Records from a collection
##########

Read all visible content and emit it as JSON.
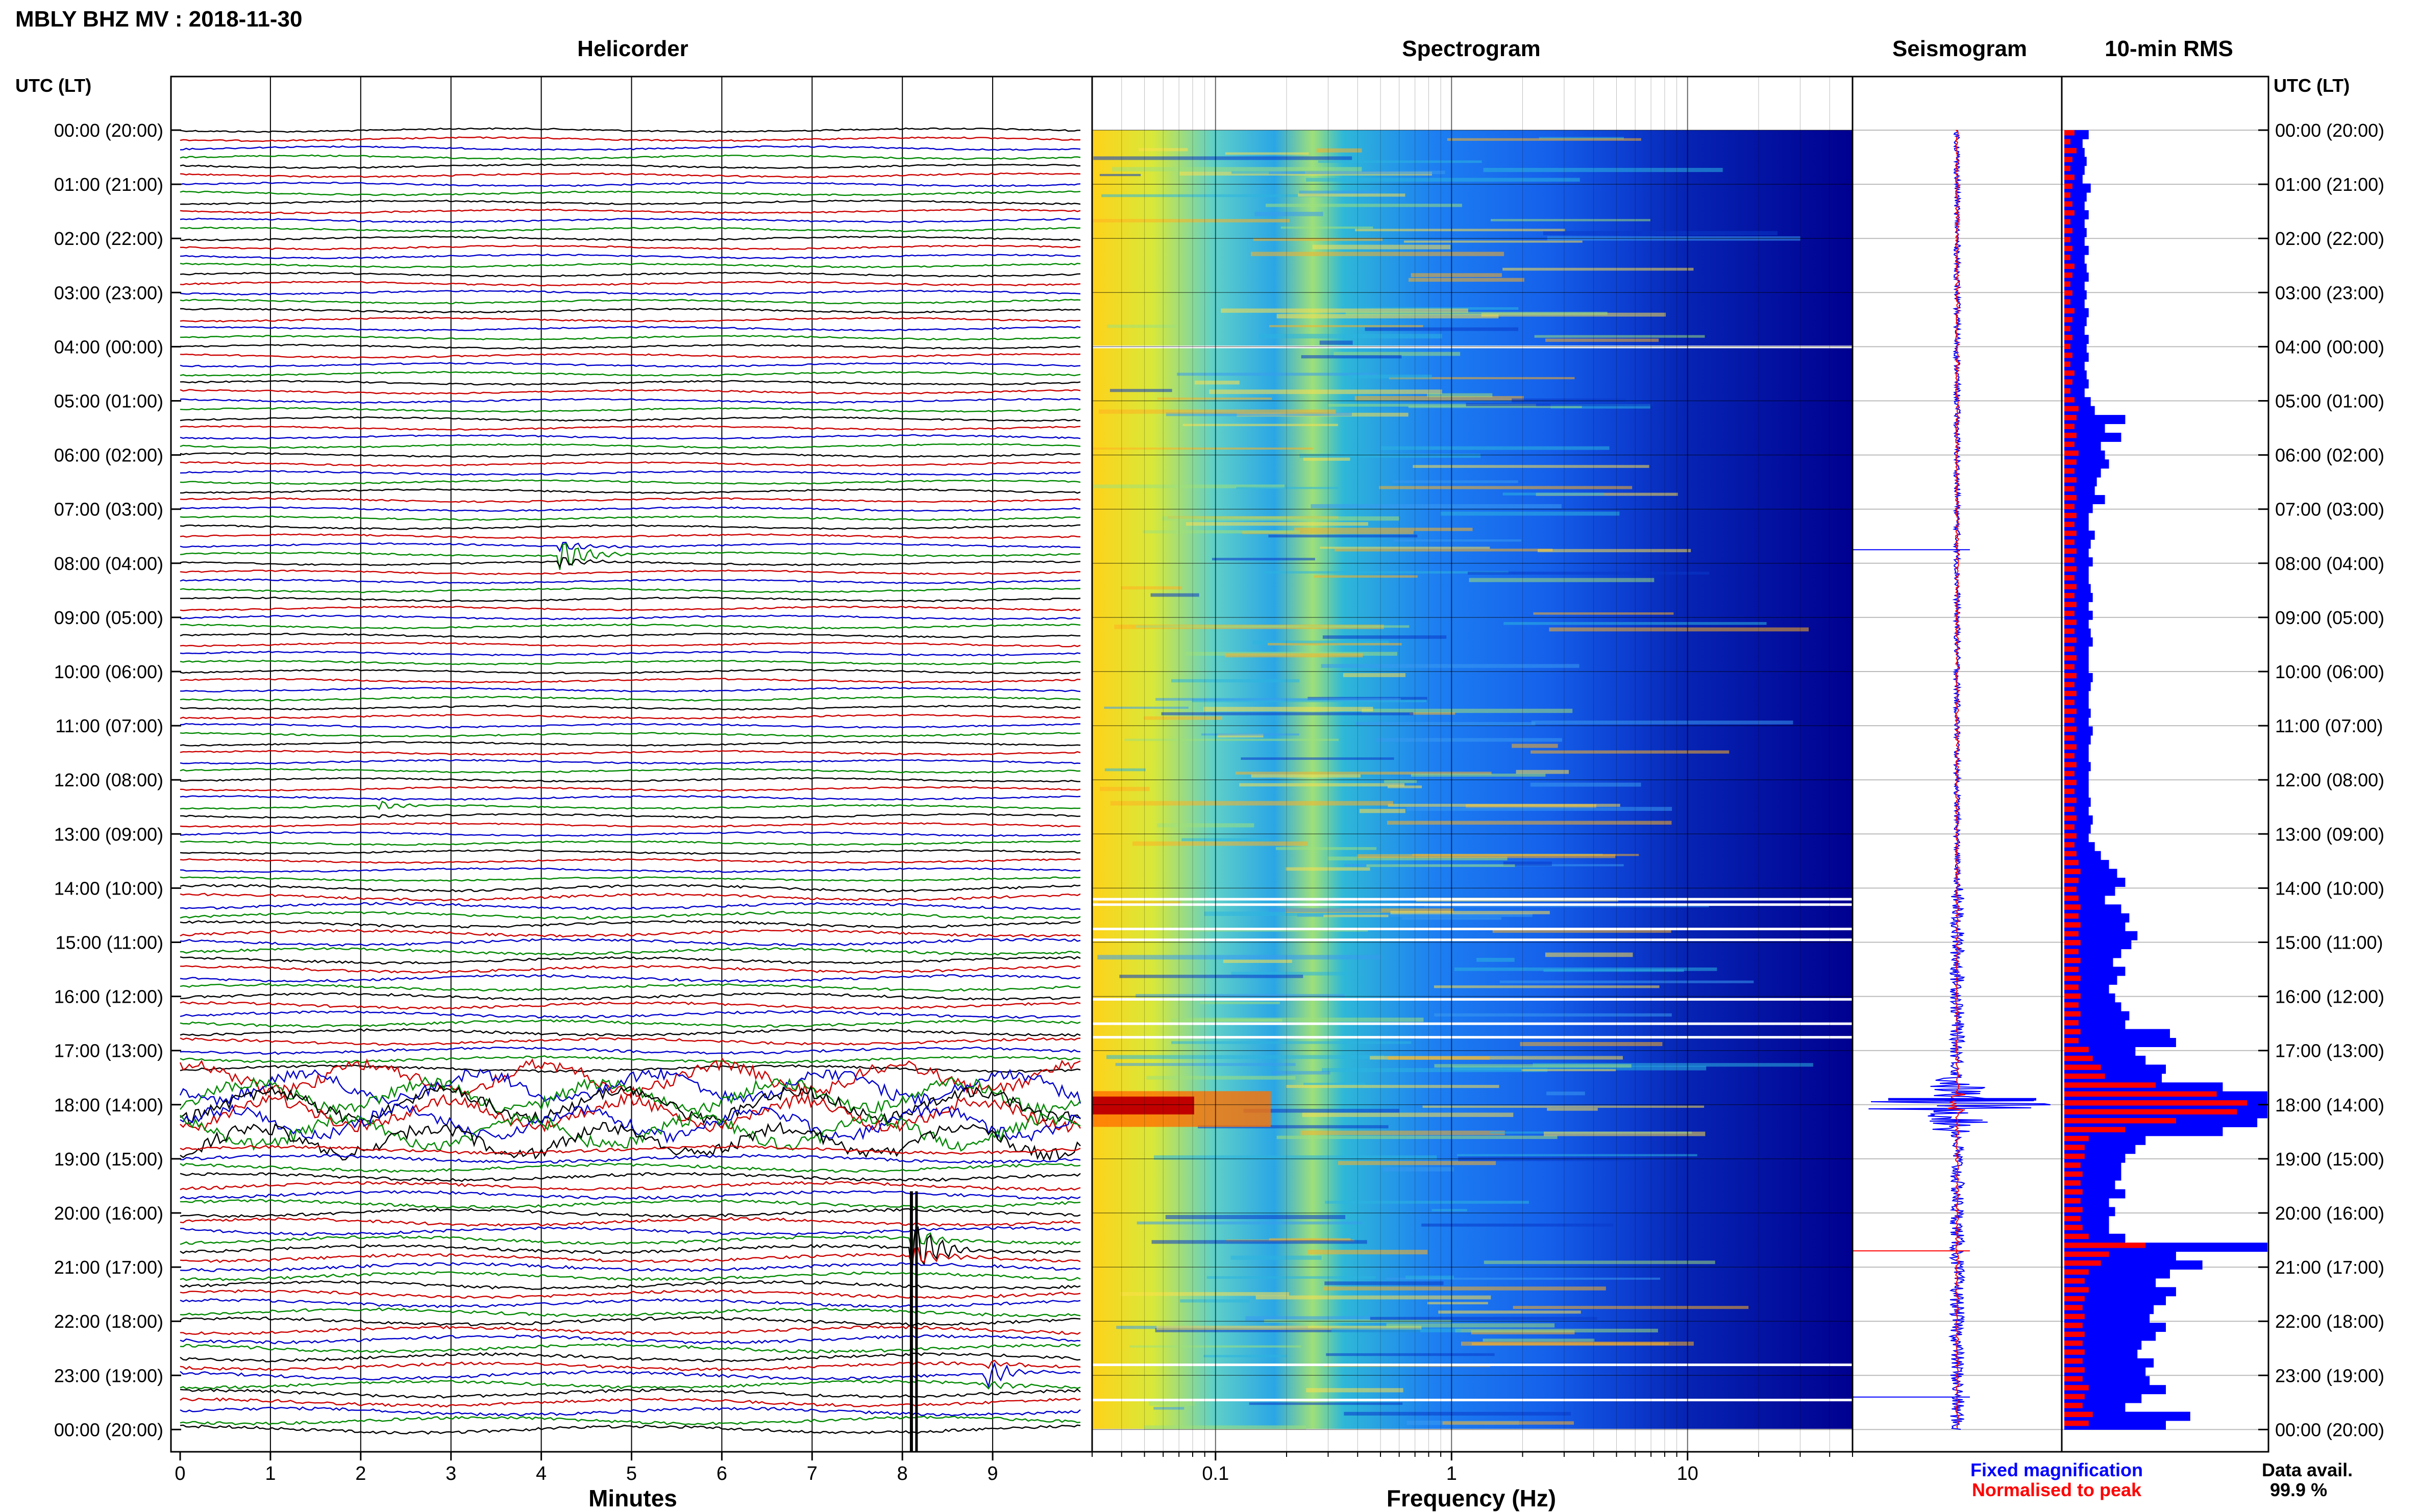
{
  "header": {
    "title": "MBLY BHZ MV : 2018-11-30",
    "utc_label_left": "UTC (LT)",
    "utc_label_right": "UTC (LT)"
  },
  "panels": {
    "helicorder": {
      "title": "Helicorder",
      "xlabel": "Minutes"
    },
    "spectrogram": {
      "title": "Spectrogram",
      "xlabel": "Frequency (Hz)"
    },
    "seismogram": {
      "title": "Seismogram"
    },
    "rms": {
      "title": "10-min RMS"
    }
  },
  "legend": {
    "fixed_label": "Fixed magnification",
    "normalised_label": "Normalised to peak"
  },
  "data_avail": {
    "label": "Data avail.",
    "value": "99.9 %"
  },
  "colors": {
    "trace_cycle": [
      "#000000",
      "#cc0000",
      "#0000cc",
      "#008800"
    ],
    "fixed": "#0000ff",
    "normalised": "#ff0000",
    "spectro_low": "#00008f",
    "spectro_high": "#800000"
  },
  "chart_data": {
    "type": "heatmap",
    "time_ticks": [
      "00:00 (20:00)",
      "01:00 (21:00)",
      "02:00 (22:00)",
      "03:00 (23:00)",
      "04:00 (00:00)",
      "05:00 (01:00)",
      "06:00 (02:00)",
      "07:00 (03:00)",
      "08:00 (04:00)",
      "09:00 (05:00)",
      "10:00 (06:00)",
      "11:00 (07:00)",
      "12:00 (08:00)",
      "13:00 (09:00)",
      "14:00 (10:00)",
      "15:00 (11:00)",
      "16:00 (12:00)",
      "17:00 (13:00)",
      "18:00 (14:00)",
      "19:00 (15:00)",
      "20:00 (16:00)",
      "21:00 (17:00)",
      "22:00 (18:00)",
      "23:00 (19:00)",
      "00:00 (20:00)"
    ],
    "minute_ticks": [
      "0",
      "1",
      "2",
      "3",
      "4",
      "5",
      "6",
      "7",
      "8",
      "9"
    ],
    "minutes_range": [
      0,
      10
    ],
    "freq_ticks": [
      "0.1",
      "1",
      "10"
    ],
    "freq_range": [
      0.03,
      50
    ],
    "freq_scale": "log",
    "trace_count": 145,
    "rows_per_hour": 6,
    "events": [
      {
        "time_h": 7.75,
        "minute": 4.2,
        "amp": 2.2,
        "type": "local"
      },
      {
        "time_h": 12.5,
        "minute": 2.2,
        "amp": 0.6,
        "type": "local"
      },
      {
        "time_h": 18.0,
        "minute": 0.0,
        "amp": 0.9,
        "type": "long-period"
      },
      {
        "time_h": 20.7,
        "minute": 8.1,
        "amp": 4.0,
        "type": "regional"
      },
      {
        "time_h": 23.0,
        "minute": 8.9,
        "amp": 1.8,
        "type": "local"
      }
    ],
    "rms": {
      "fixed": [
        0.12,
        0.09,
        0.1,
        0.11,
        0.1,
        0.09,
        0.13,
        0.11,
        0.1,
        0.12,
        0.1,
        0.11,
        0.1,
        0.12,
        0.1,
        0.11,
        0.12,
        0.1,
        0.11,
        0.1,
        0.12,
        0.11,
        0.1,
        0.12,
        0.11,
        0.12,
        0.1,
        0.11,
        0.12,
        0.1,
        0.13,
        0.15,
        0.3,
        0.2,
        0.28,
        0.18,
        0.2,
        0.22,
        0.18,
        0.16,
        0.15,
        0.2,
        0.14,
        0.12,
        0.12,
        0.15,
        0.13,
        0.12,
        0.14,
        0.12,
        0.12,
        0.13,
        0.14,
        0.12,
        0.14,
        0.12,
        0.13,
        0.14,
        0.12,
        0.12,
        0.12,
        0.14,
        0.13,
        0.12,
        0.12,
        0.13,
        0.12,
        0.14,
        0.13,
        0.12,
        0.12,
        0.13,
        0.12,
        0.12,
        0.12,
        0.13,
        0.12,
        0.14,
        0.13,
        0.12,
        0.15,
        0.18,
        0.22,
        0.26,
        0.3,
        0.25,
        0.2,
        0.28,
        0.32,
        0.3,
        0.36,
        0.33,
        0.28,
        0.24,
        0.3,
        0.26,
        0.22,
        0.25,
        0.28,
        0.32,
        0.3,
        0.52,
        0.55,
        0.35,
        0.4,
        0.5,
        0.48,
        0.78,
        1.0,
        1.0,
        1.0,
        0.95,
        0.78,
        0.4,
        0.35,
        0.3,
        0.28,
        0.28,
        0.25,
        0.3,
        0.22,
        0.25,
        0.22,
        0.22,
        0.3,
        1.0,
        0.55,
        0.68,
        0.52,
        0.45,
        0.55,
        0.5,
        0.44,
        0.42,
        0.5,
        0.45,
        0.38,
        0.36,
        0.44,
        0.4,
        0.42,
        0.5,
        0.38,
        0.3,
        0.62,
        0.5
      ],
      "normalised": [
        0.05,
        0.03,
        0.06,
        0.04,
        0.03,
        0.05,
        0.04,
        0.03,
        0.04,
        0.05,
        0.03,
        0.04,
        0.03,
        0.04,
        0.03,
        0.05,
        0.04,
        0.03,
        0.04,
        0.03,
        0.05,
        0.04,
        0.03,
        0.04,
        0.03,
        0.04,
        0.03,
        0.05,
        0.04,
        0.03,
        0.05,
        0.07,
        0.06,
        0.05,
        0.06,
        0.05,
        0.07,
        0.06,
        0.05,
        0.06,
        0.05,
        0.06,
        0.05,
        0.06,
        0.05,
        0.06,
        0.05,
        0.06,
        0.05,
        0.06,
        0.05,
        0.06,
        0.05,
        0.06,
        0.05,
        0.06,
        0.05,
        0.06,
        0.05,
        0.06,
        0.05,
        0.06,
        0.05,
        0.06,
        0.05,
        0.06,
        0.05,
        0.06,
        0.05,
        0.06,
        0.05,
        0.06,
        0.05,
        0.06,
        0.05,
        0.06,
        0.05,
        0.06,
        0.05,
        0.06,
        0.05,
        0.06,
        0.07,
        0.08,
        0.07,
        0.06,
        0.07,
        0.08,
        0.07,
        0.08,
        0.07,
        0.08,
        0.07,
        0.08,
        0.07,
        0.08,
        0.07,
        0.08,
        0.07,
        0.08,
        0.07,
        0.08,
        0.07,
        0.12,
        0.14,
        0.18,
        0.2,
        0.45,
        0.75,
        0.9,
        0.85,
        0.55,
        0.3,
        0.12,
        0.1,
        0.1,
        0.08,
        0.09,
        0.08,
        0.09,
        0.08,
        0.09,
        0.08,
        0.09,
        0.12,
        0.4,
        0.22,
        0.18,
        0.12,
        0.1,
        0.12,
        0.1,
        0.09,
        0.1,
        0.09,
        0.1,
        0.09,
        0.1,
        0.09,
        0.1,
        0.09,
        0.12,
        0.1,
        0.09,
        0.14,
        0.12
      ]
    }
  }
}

##########

## Task objective
Without the pictures, restate all of the entries above verbatim.

## Solution to this exercise
Read all visible content and emit it as JSON.
{
  "header": {
    "title": "MBLY BHZ MV : 2018-11-30",
    "utc_label_left": "UTC (LT)",
    "utc_label_right": "UTC (LT)"
  },
  "panels": {
    "helicorder": {
      "title": "Helicorder",
      "xlabel": "Minutes"
    },
    "spectrogram": {
      "title": "Spectrogram",
      "xlabel": "Frequency (Hz)"
    },
    "seismogram": {
      "title": "Seismogram"
    },
    "rms": {
      "title": "10-min RMS"
    }
  },
  "legend": {
    "fixed_label": "Fixed magnification",
    "normalised_label": "Normalised to peak"
  },
  "data_avail": {
    "label": "Data avail.",
    "value": "99.9 %"
  },
  "colors": {
    "trace_cycle": [
      "#000000",
      "#cc0000",
      "#0000cc",
      "#008800"
    ],
    "fixed": "#0000ff",
    "normalised": "#ff0000",
    "spectro_low": "#00008f",
    "spectro_high": "#800000"
  },
  "chart_data": {
    "type": "heatmap",
    "time_ticks": [
      "00:00 (20:00)",
      "01:00 (21:00)",
      "02:00 (22:00)",
      "03:00 (23:00)",
      "04:00 (00:00)",
      "05:00 (01:00)",
      "06:00 (02:00)",
      "07:00 (03:00)",
      "08:00 (04:00)",
      "09:00 (05:00)",
      "10:00 (06:00)",
      "11:00 (07:00)",
      "12:00 (08:00)",
      "13:00 (09:00)",
      "14:00 (10:00)",
      "15:00 (11:00)",
      "16:00 (12:00)",
      "17:00 (13:00)",
      "18:00 (14:00)",
      "19:00 (15:00)",
      "20:00 (16:00)",
      "21:00 (17:00)",
      "22:00 (18:00)",
      "23:00 (19:00)",
      "00:00 (20:00)"
    ],
    "minute_ticks": [
      "0",
      "1",
      "2",
      "3",
      "4",
      "5",
      "6",
      "7",
      "8",
      "9"
    ],
    "minutes_range": [
      0,
      10
    ],
    "freq_ticks": [
      "0.1",
      "1",
      "10"
    ],
    "freq_range": [
      0.03,
      50
    ],
    "freq_scale": "log",
    "trace_count": 145,
    "rows_per_hour": 6,
    "events": [
      {
        "time_h": 7.75,
        "minute": 4.2,
        "amp": 2.2,
        "type": "local"
      },
      {
        "time_h": 12.5,
        "minute": 2.2,
        "amp": 0.6,
        "type": "local"
      },
      {
        "time_h": 18.0,
        "minute": 0.0,
        "amp": 0.9,
        "type": "long-period"
      },
      {
        "time_h": 20.7,
        "minute": 8.1,
        "amp": 4.0,
        "type": "regional"
      },
      {
        "time_h": 23.0,
        "minute": 8.9,
        "amp": 1.8,
        "type": "local"
      }
    ],
    "rms": {
      "fixed": [
        0.12,
        0.09,
        0.1,
        0.11,
        0.1,
        0.09,
        0.13,
        0.11,
        0.1,
        0.12,
        0.1,
        0.11,
        0.1,
        0.12,
        0.1,
        0.11,
        0.12,
        0.1,
        0.11,
        0.1,
        0.12,
        0.11,
        0.1,
        0.12,
        0.11,
        0.12,
        0.1,
        0.11,
        0.12,
        0.1,
        0.13,
        0.15,
        0.3,
        0.2,
        0.28,
        0.18,
        0.2,
        0.22,
        0.18,
        0.16,
        0.15,
        0.2,
        0.14,
        0.12,
        0.12,
        0.15,
        0.13,
        0.12,
        0.14,
        0.12,
        0.12,
        0.13,
        0.14,
        0.12,
        0.14,
        0.12,
        0.13,
        0.14,
        0.12,
        0.12,
        0.12,
        0.14,
        0.13,
        0.12,
        0.12,
        0.13,
        0.12,
        0.14,
        0.13,
        0.12,
        0.12,
        0.13,
        0.12,
        0.12,
        0.12,
        0.13,
        0.12,
        0.14,
        0.13,
        0.12,
        0.15,
        0.18,
        0.22,
        0.26,
        0.3,
        0.25,
        0.2,
        0.28,
        0.32,
        0.3,
        0.36,
        0.33,
        0.28,
        0.24,
        0.3,
        0.26,
        0.22,
        0.25,
        0.28,
        0.32,
        0.3,
        0.52,
        0.55,
        0.35,
        0.4,
        0.5,
        0.48,
        0.78,
        1.0,
        1.0,
        1.0,
        0.95,
        0.78,
        0.4,
        0.35,
        0.3,
        0.28,
        0.28,
        0.25,
        0.3,
        0.22,
        0.25,
        0.22,
        0.22,
        0.3,
        1.0,
        0.55,
        0.68,
        0.52,
        0.45,
        0.55,
        0.5,
        0.44,
        0.42,
        0.5,
        0.45,
        0.38,
        0.36,
        0.44,
        0.4,
        0.42,
        0.5,
        0.38,
        0.3,
        0.62,
        0.5
      ],
      "normalised": [
        0.05,
        0.03,
        0.06,
        0.04,
        0.03,
        0.05,
        0.04,
        0.03,
        0.04,
        0.05,
        0.03,
        0.04,
        0.03,
        0.04,
        0.03,
        0.05,
        0.04,
        0.03,
        0.04,
        0.03,
        0.05,
        0.04,
        0.03,
        0.04,
        0.03,
        0.04,
        0.03,
        0.05,
        0.04,
        0.03,
        0.05,
        0.07,
        0.06,
        0.05,
        0.06,
        0.05,
        0.07,
        0.06,
        0.05,
        0.06,
        0.05,
        0.06,
        0.05,
        0.06,
        0.05,
        0.06,
        0.05,
        0.06,
        0.05,
        0.06,
        0.05,
        0.06,
        0.05,
        0.06,
        0.05,
        0.06,
        0.05,
        0.06,
        0.05,
        0.06,
        0.05,
        0.06,
        0.05,
        0.06,
        0.05,
        0.06,
        0.05,
        0.06,
        0.05,
        0.06,
        0.05,
        0.06,
        0.05,
        0.06,
        0.05,
        0.06,
        0.05,
        0.06,
        0.05,
        0.06,
        0.05,
        0.06,
        0.07,
        0.08,
        0.07,
        0.06,
        0.07,
        0.08,
        0.07,
        0.08,
        0.07,
        0.08,
        0.07,
        0.08,
        0.07,
        0.08,
        0.07,
        0.08,
        0.07,
        0.08,
        0.07,
        0.08,
        0.07,
        0.12,
        0.14,
        0.18,
        0.2,
        0.45,
        0.75,
        0.9,
        0.85,
        0.55,
        0.3,
        0.12,
        0.1,
        0.1,
        0.08,
        0.09,
        0.08,
        0.09,
        0.08,
        0.09,
        0.08,
        0.09,
        0.12,
        0.4,
        0.22,
        0.18,
        0.12,
        0.1,
        0.12,
        0.1,
        0.09,
        0.1,
        0.09,
        0.1,
        0.09,
        0.1,
        0.09,
        0.1,
        0.09,
        0.12,
        0.1,
        0.09,
        0.14,
        0.12
      ]
    }
  }
}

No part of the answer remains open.